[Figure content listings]
═══

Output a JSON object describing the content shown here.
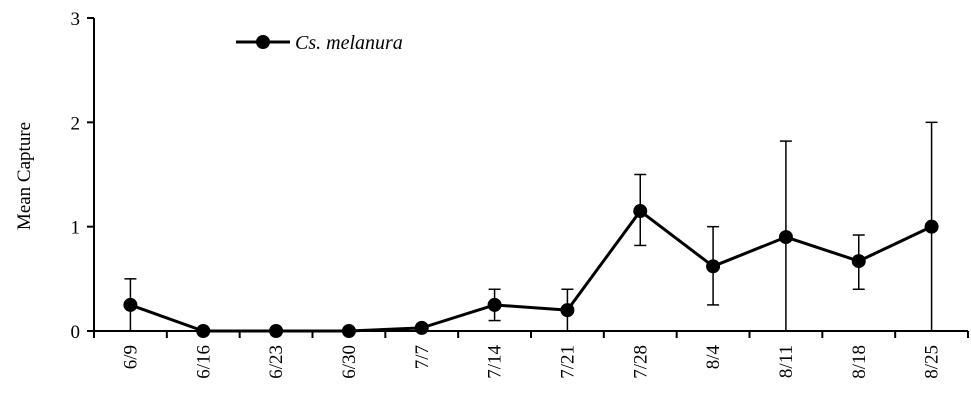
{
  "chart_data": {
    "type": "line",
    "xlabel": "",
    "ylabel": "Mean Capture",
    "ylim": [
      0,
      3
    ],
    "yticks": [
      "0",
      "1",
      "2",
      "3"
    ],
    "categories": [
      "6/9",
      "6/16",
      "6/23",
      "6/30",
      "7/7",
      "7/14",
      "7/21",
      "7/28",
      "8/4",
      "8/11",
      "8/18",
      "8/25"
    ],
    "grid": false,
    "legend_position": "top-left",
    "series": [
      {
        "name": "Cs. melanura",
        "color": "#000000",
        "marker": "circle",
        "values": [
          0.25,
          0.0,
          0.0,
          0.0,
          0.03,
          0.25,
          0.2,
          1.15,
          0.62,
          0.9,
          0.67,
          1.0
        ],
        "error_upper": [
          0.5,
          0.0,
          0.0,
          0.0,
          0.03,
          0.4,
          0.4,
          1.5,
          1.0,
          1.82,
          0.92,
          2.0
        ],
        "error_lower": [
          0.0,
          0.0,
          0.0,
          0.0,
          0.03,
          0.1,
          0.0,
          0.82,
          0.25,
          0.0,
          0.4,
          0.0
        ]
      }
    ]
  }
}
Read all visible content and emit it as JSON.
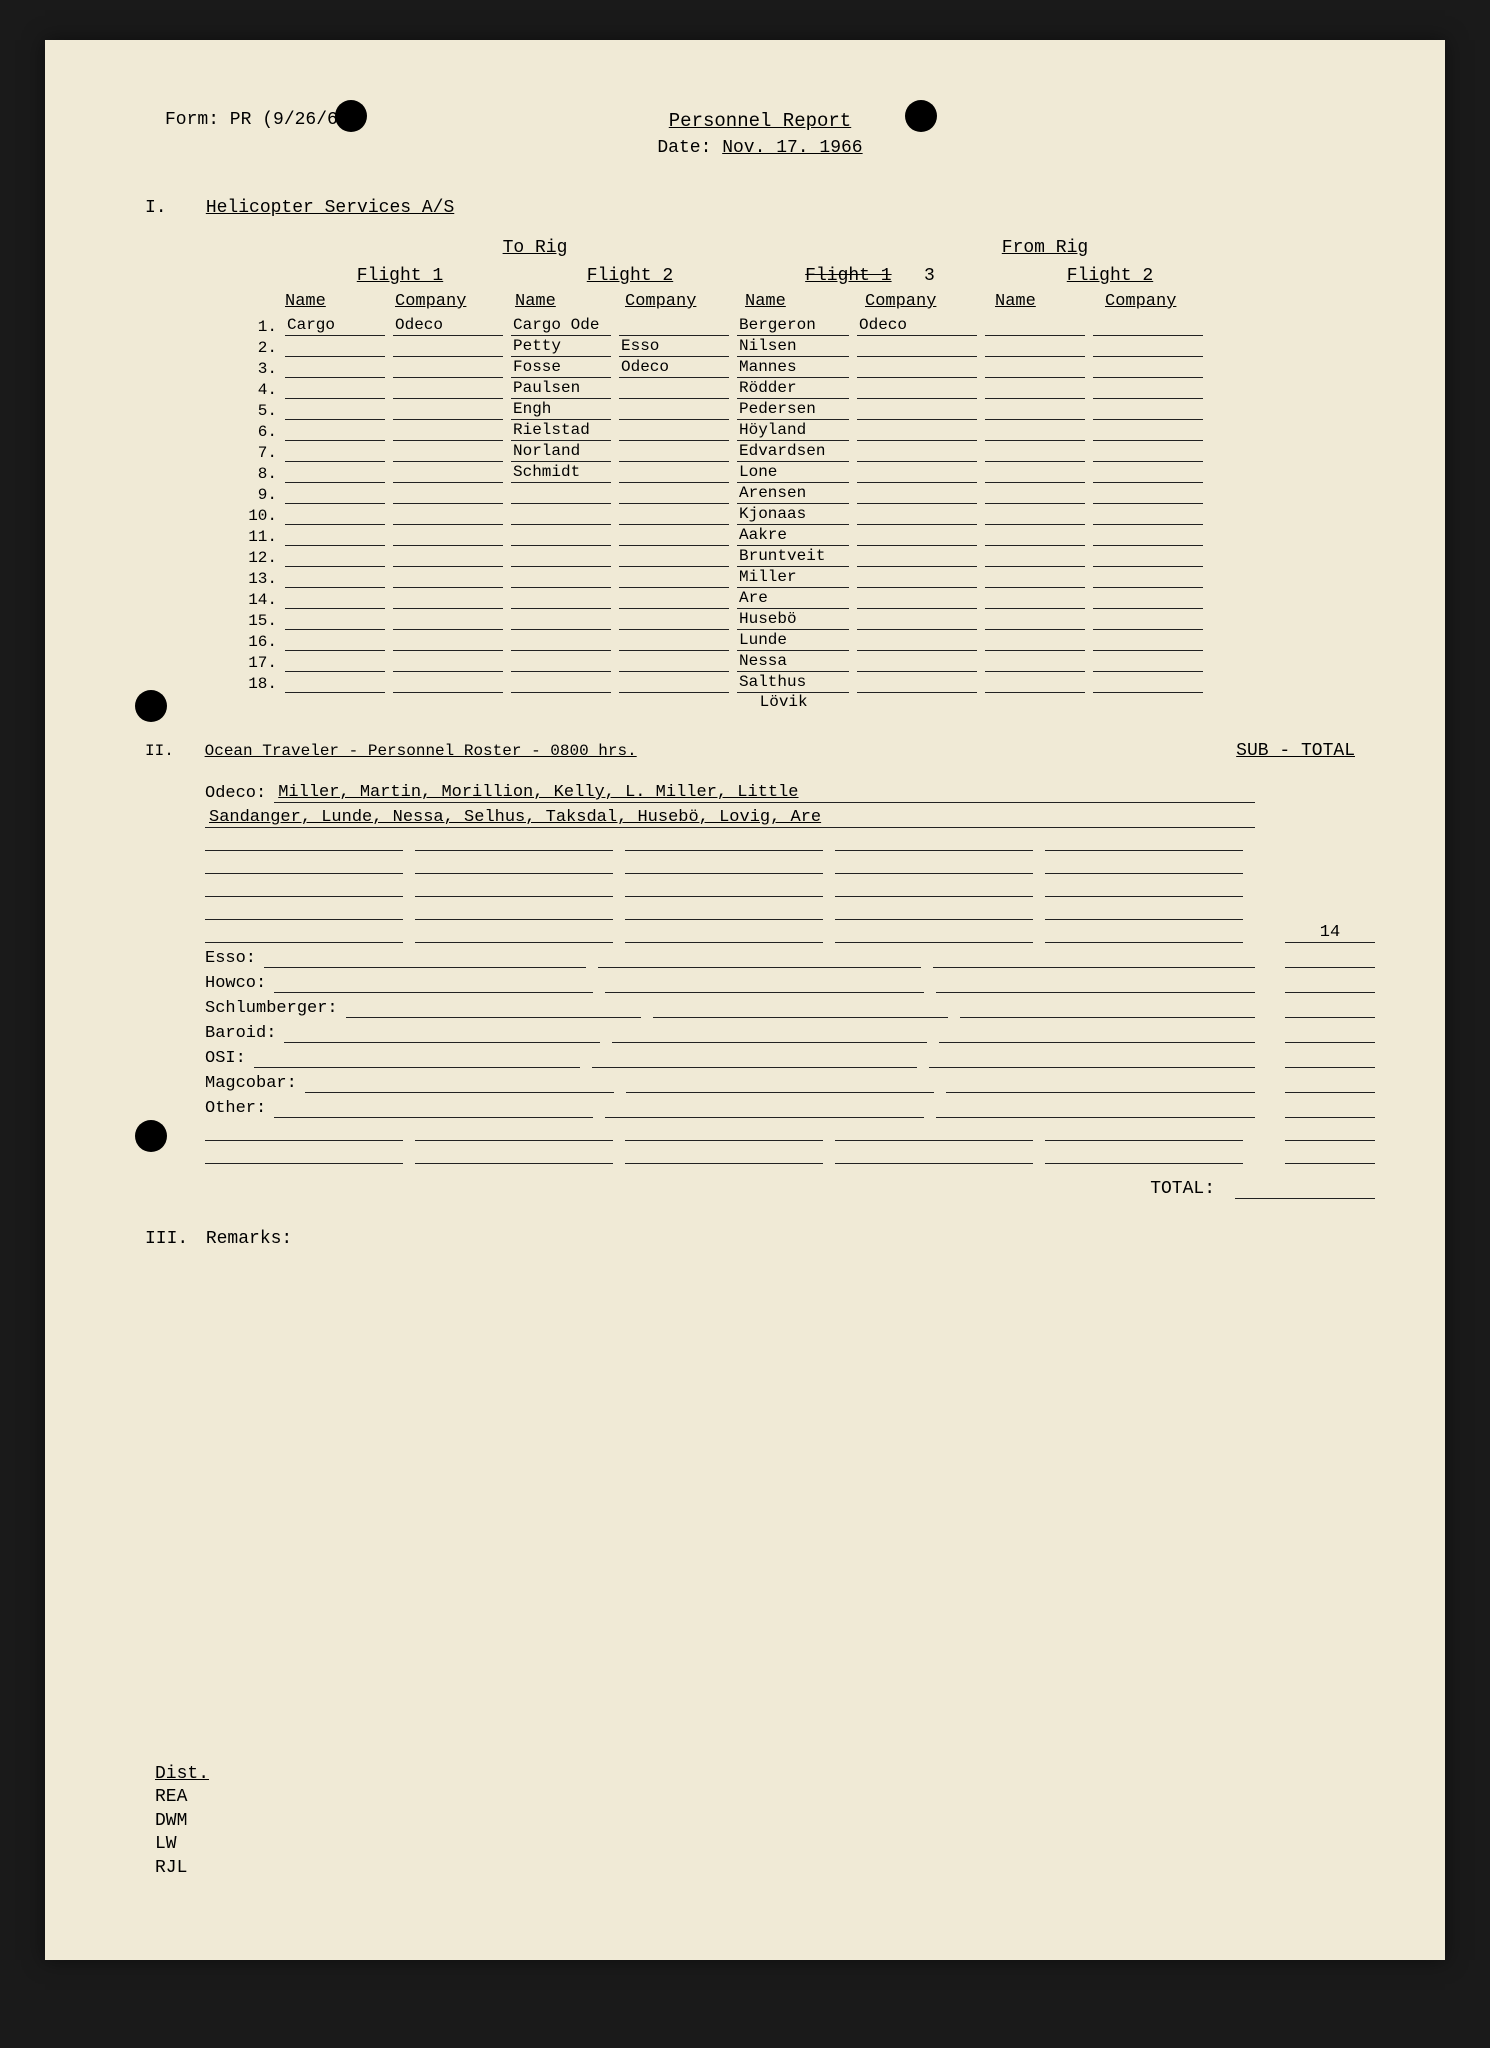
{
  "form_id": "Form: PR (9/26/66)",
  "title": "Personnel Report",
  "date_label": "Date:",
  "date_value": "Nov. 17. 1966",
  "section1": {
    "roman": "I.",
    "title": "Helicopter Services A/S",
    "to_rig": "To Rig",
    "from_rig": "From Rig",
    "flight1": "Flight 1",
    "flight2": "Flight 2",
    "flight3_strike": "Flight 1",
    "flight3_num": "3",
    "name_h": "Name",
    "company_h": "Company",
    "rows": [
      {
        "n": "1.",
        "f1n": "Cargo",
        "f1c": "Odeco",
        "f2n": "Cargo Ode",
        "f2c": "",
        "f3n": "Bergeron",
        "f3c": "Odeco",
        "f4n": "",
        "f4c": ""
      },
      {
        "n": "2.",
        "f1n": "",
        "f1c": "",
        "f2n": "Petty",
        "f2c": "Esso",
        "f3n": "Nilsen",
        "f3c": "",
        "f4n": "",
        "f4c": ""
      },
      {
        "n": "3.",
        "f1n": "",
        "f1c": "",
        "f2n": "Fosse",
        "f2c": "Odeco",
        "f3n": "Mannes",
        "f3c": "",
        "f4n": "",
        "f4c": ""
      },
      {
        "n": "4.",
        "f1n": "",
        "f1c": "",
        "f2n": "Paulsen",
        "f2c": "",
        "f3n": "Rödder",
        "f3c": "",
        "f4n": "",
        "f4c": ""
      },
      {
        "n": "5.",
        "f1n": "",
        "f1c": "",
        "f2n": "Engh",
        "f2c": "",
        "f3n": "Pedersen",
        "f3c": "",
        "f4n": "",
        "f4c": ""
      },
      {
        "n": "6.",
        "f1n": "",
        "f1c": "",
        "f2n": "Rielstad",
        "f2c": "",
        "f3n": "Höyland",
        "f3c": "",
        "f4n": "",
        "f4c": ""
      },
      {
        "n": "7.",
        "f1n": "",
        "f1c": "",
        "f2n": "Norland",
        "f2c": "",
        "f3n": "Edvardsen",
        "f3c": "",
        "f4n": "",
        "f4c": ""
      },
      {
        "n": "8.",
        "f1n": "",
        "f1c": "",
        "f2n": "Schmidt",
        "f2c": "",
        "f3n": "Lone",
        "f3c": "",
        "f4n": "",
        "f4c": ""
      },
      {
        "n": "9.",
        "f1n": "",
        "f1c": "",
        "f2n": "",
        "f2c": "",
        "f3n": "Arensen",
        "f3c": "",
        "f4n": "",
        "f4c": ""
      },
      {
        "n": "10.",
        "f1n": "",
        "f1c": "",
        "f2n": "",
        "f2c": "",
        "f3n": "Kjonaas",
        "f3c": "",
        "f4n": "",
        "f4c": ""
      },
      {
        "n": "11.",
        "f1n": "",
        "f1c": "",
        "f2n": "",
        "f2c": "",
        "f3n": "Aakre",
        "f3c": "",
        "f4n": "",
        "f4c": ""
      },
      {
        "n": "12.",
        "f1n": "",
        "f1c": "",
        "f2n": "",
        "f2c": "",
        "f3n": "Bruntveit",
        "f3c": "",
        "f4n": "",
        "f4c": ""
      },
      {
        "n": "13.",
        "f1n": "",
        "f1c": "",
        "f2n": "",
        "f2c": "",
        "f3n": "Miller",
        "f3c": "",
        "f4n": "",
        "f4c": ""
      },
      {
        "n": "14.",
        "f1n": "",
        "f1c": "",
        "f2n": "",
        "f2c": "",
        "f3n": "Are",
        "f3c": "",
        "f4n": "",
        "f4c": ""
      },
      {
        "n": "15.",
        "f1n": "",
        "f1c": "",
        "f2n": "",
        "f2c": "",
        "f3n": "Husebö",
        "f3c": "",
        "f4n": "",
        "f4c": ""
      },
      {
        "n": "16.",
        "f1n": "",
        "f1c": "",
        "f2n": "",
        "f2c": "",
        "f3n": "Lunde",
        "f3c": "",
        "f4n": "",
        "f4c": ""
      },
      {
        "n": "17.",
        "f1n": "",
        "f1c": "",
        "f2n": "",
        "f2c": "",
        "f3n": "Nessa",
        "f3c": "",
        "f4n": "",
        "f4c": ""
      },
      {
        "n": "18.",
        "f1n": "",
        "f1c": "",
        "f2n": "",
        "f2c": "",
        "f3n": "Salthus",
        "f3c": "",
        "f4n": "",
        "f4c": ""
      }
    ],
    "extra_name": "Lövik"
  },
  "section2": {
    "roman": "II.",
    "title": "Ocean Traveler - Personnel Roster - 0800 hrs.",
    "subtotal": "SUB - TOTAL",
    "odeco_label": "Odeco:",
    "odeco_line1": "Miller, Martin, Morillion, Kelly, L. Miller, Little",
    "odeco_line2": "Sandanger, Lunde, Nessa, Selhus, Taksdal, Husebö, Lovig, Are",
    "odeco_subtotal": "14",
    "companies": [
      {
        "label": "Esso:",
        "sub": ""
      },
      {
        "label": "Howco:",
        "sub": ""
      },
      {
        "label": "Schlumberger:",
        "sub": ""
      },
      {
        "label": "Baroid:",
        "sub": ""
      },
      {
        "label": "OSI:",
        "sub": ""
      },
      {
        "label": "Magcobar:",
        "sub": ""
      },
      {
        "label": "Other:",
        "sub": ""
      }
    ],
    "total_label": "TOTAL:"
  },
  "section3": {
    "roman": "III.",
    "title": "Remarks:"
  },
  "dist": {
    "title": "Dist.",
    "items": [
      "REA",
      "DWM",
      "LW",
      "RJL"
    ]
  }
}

═══

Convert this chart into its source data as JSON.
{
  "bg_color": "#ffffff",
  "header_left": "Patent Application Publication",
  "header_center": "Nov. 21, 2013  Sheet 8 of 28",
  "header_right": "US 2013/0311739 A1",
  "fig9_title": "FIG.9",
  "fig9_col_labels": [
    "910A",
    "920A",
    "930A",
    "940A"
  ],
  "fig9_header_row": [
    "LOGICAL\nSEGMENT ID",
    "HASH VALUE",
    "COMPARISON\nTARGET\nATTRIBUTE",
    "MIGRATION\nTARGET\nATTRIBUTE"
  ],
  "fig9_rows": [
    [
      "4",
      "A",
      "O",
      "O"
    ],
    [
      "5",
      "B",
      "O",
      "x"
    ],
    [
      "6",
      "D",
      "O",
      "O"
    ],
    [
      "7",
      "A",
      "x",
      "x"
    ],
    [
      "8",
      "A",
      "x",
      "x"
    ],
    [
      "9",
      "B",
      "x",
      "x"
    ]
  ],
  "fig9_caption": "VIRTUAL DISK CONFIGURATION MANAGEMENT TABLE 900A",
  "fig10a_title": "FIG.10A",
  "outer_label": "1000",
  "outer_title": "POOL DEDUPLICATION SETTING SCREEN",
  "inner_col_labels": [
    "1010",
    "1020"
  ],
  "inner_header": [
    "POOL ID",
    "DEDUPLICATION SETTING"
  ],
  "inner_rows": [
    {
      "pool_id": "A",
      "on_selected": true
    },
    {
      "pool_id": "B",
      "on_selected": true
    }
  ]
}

═══

# What you should do:
Each line containing the word "DEDUPLICATION" counts once; report the total alone.

# Solved problem:
2